Extract the lines that carry the string "男方女方" from the listing.

▼

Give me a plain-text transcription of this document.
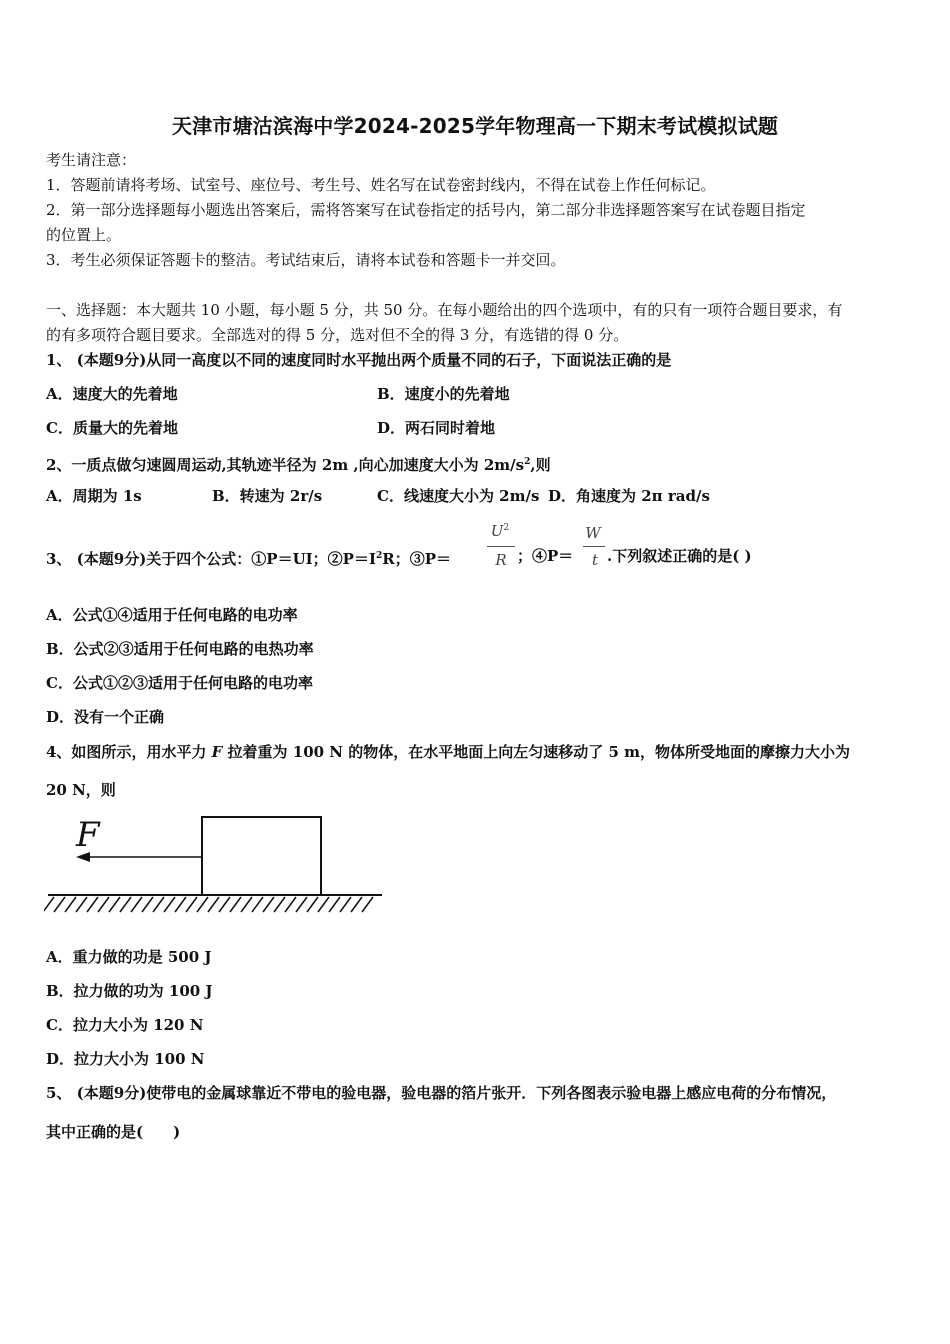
天津市塘沽滨海中学2024-2025学年物理高一下期末考试模拟试题
考生请注意：
1．答题前请将考场、试室号、座位号、考生号、姓名写在试卷密封线内，不得在试卷上作任何标记。
2．第一部分选择题每小题选出答案后，需将答案写在试卷指定的括号内，第二部分非选择题答案写在试卷题目指定
的位置上。
3．考生必须保证答题卡的整洁。考试结束后，请将本试卷和答题卡一并交回。
一、选择题：本大题共 10 小题，每小题 5 分，共 50 分。在每小题给出的四个选项中，有的只有一项符合题目要求，有
的有多项符合题目要求。全部选对的得 5 分，选对但不全的得 3 分，有选错的得 0 分。
1、 (本题9分)从同一高度以不同的速度同时水平抛出两个质量不同的石子，下面说法正确的是
A．速度大的先着地	B．速度小的先着地
C．质量大的先着地	D．两石同时着地
2、一质点做匀速圆周运动,其轨迹半径为 2m ,向心加速度大小为 $2m/s^2$,则
A．周期为 1s	B．转速为 2r/s	C．线速度大小为 2m/s D．角速度为 2π rad/s
3、 (本题9分)关于四个公式：①P＝UI；$②P=I^2R$；③P＝
$U^2$
R ；④P＝
W
t .下列叙述正确的是( )
A．公式①④适用于任何电路的电功率
B．公式②③适用于任何电路的电热功率
C．公式①②③适用于任何电路的电功率
D．没有一个正确
4、如图所示，用水平力 F 拉着重为 100 N 的物体，在水平地面上向左匀速移动了 5 m，物体所受地面的摩擦力大小为
20 N，则
F
A．重力做的功是 500 J
B．拉力做的功为 100 J
C．拉力大小为 120 N
D．拉力大小为 100 N
5、 (本题9分)使带电的金属球靠近不带电的验电器，验电器的箔片张开．下列各图表示验电器上感应电荷的分布情况，
其中正确的是(　　)
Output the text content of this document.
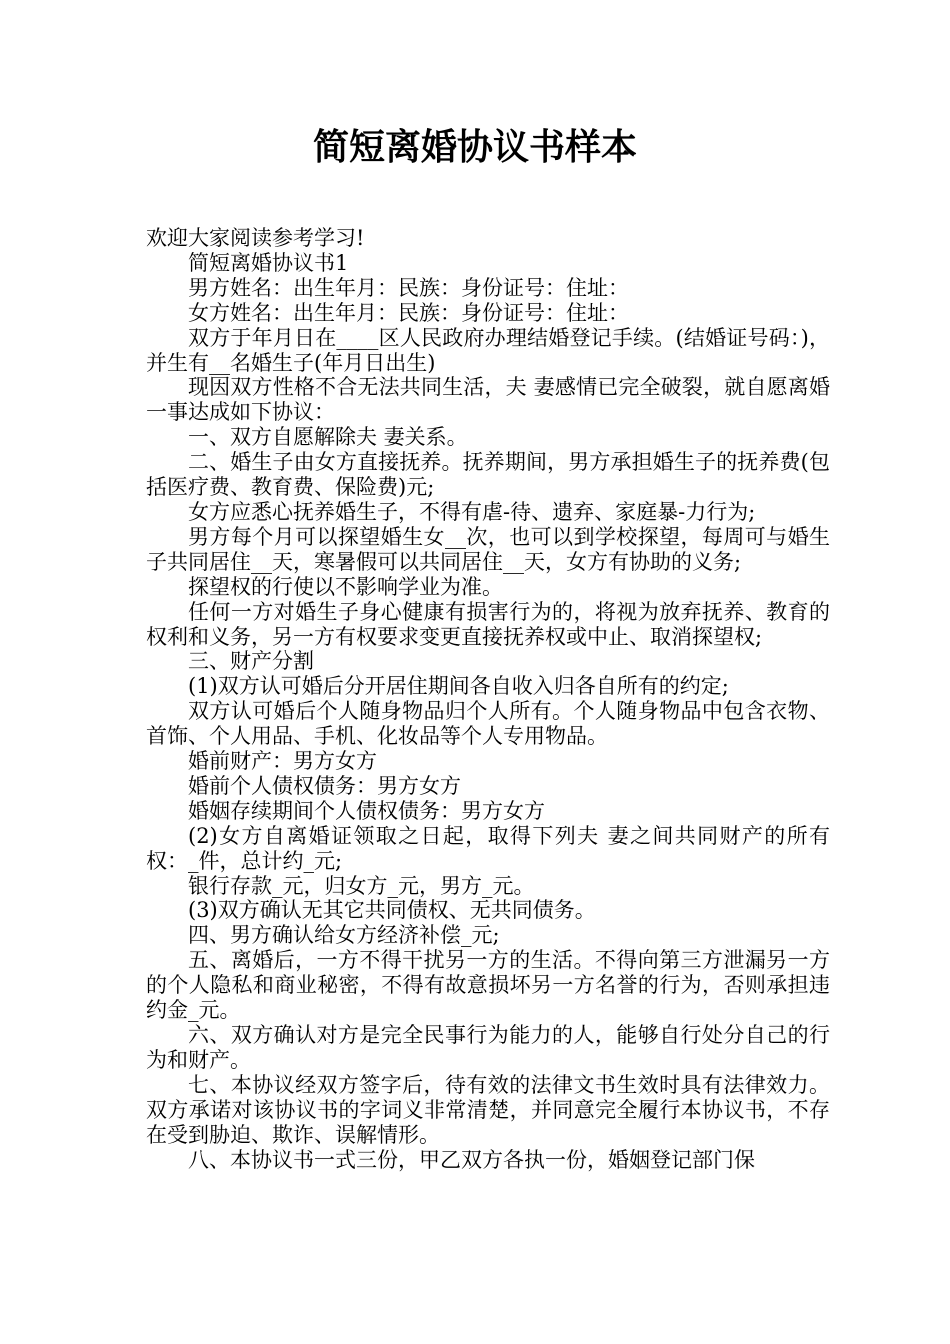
简短离婚协议书样本

欢迎大家阅读参考学习!

简短离婚协议书1

男方姓名：出生年月：民族：身份证号：住址：

女方姓名：出生年月：民族：身份证号：住址：

双方于年月日在____区人民政府办理结婚登记手续。(结婚证号码：)，并生有__名婚生子(年月日出生)

现因双方性格不合无法共同生活，夫 妻感情已完全破裂，就自愿离婚一事达成如下协议：

一、双方自愿解除夫 妻关系。

二、婚生子由女方直接抚养。抚养期间，男方承担婚生子的抚养费(包括医疗费、教育费、保险费)元;

女方应悉心抚养婚生子，不得有虐-待、遗弃、家庭暴-力行为;

男方每个月可以探望婚生女__次，也可以到学校探望，每周可与婚生子共同居住__天，寒暑假可以共同居住__天，女方有协助的义务;

探望权的行使以不影响学业为准。

任何一方对婚生子身心健康有损害行为的，将视为放弃抚养、教育的权利和义务，另一方有权要求变更直接抚养权或中止、取消探望权;

三、财产分割

(1)双方认可婚后分开居住期间各自收入归各自所有的约定;

双方认可婚后个人随身物品归个人所有。个人随身物品中包含衣物、首饰、个人用品、手机、化妆品等个人专用物品。

婚前财产：男方女方

婚前个人债权债务：男方女方

婚姻存续期间个人债权债务：男方女方

(2)女方自离婚证领取之日起，取得下列夫 妻之间共同财产的所有权：_件，总计约_元;

银行存款_元，归女方_元，男方_元。

(3)双方确认无其它共同债权、无共同债务。

四、男方确认给女方经济补偿_元;

五、离婚后，一方不得干扰另一方的生活。不得向第三方泄漏另一方的个人隐私和商业秘密，不得有故意损坏另一方名誉的行为，否则承担违约金_元。

六、双方确认对方是完全民事行为能力的人，能够自行处分自己的行为和财产。

七、本协议经双方签字后，待有效的法律文书生效时具有法律效力。双方承诺对该协议书的字词义非常清楚，并同意完全履行本协议书，不存在受到胁迫、欺诈、误解情形。

八、本协议书一式三份，甲乙双方各执一份，婚姻登记部门保
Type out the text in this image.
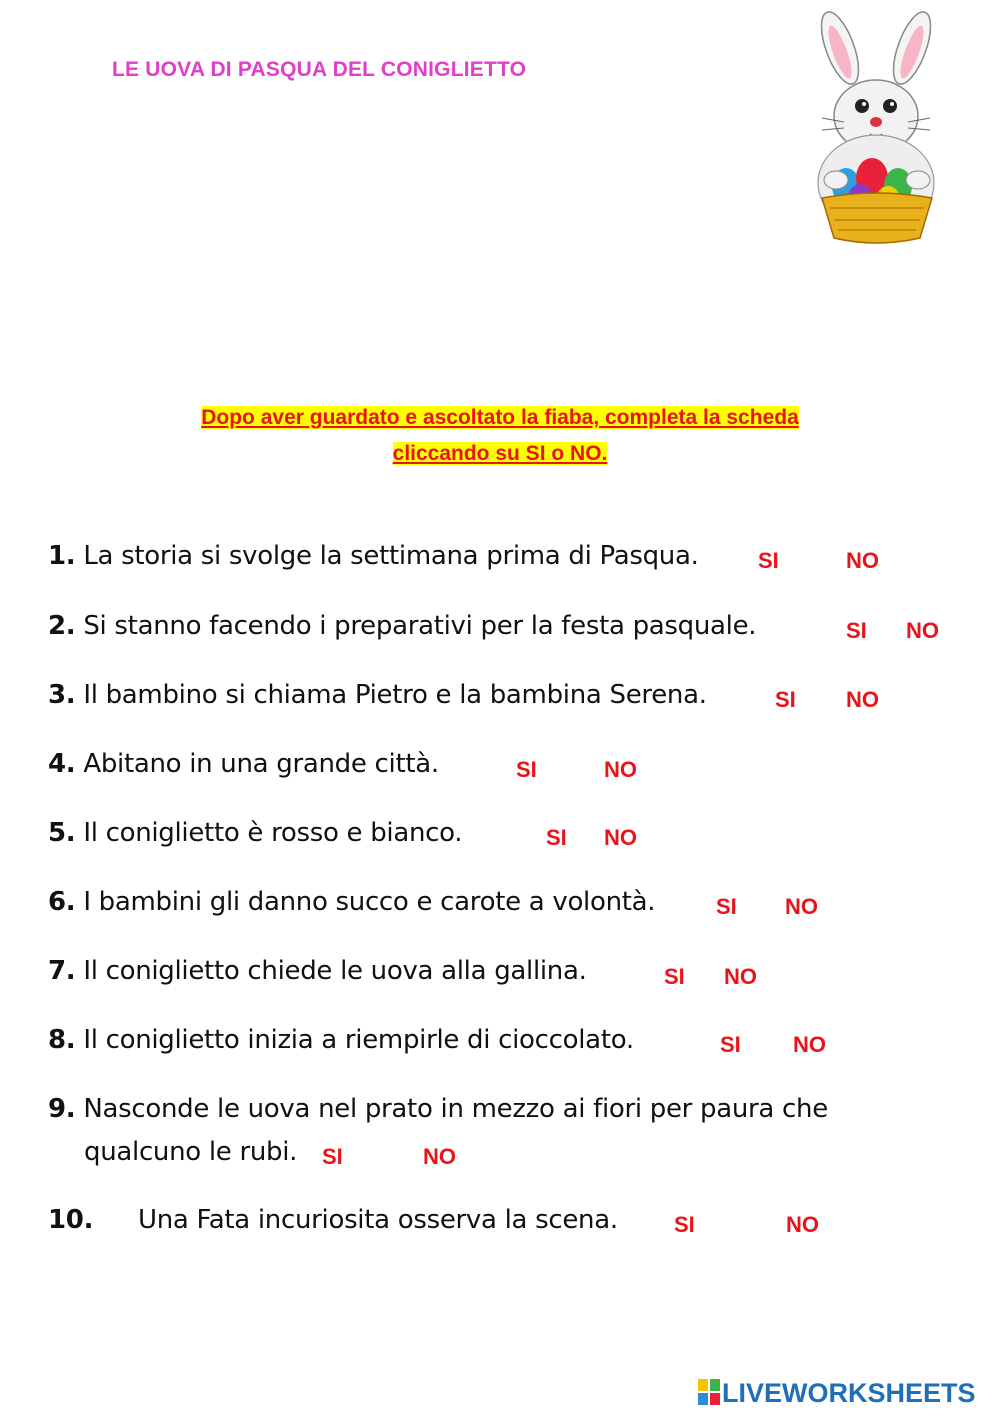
LE UOVA DI PASQUA DEL CONIGLIETTO
Dopo aver guardato e ascoltato la fiaba, completa la scheda
cliccando su SI o NO.
1. La storia si svolge la settimana prima di Pasqua.	SI	NO
2. Si stanno facendo i preparativi per la festa pasquale.	SI NO
3. Il bambino si chiama Pietro e la bambina Serena.	SI NO
4. Abitano in una grande città.	SI	NO
5. Il coniglietto è rosso e bianco.	SI NO
6. I bambini gli danno succo e carote a volontà.	SI NO
7. Il coniglietto chiede le uova alla gallina.	SI NO
8. Il coniglietto inizia a riempirle di cioccolato.	SI NO
9. Nasconde le uova nel prato in mezzo ai fiori per paura che
qualcuno le rubi. SI	NO
10. Una Fata incuriosita osserva la scena.	SI	NO
LIVEWORKSHEETS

▲

Full answer:
婚前财产：男方女方
婚前个人债权债务：男方女方
婚姻存续期间个人债权债务：男方女方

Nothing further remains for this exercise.